• _Record set_:
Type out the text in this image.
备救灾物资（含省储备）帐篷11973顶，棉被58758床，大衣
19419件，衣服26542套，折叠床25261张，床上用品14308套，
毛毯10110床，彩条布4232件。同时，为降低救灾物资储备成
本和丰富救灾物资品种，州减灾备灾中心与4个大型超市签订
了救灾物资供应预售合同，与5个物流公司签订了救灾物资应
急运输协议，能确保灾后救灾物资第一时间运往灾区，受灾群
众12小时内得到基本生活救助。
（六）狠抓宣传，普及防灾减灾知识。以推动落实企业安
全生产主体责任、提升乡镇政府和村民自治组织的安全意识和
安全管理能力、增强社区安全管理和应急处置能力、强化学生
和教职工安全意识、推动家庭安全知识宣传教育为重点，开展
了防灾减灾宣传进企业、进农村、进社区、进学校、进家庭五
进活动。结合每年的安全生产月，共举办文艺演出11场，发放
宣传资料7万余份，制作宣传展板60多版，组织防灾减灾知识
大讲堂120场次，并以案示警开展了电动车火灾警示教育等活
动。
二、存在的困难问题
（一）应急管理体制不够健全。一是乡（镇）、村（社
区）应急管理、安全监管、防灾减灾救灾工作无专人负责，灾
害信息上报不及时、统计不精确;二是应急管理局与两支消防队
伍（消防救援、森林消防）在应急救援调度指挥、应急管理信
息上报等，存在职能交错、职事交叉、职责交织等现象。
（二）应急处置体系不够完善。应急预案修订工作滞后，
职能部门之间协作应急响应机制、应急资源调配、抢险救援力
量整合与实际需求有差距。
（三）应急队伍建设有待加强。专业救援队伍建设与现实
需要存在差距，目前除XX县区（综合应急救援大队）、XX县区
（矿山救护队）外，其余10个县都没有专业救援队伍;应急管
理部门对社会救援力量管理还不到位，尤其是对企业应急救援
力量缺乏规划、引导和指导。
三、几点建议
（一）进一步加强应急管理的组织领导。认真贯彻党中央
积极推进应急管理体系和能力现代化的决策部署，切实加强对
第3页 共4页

• _Problem details_: Write out every entry word for word.

• _Exercise solution_:
Type out the text in this image.
备救灾物资（含省储备）帐篷11973顶，棉被58758床，大衣
19419件，衣服26542套，折叠床25261张，床上用品14308套，
毛毯10110床，彩条布4232件。同时，为降低救灾物资储备成
本和丰富救灾物资品种，州减灾备灾中心与4个大型超市签订
了救灾物资供应预售合同，与5个物流公司签订了救灾物资应
急运输协议，能确保灾后救灾物资第一时间运往灾区，受灾群
众12小时内得到基本生活救助。
（六）狠抓宣传，普及防灾减灾知识。以推动落实企业安
全生产主体责任、提升乡镇政府和村民自治组织的安全意识和
安全管理能力、增强社区安全管理和应急处置能力、强化学生
和教职工安全意识、推动家庭安全知识宣传教育为重点，开展
了防灾减灾宣传进企业、进农村、进社区、进学校、进家庭五
进活动。结合每年的安全生产月，共举办文艺演出11场，发放
宣传资料7万余份，制作宣传展板60多版，组织防灾减灾知识
大讲堂120场次，并以案示警开展了电动车火灾警示教育等活
动。
二、存在的困难问题
（一）应急管理体制不够健全。一是乡（镇）、村（社
区）应急管理、安全监管、防灾减灾救灾工作无专人负责，灾
害信息上报不及时、统计不精确;二是应急管理局与两支消防队
伍（消防救援、森林消防）在应急救援调度指挥、应急管理信
息上报等，存在职能交错、职事交叉、职责交织等现象。
（二）应急处置体系不够完善。应急预案修订工作滞后，
职能部门之间协作应急响应机制、应急资源调配、抢险救援力
量整合与实际需求有差距。
（三）应急队伍建设有待加强。专业救援队伍建设与现实
需要存在差距，目前除XX县区（综合应急救援大队）、XX县区
（矿山救护队）外，其余10个县都没有专业救援队伍;应急管
理部门对社会救援力量管理还不到位，尤其是对企业应急救援
力量缺乏规划、引导和指导。
三、几点建议
（一）进一步加强应急管理的组织领导。认真贯彻党中央
积极推进应急管理体系和能力现代化的决策部署，切实加强对
第3页 共4页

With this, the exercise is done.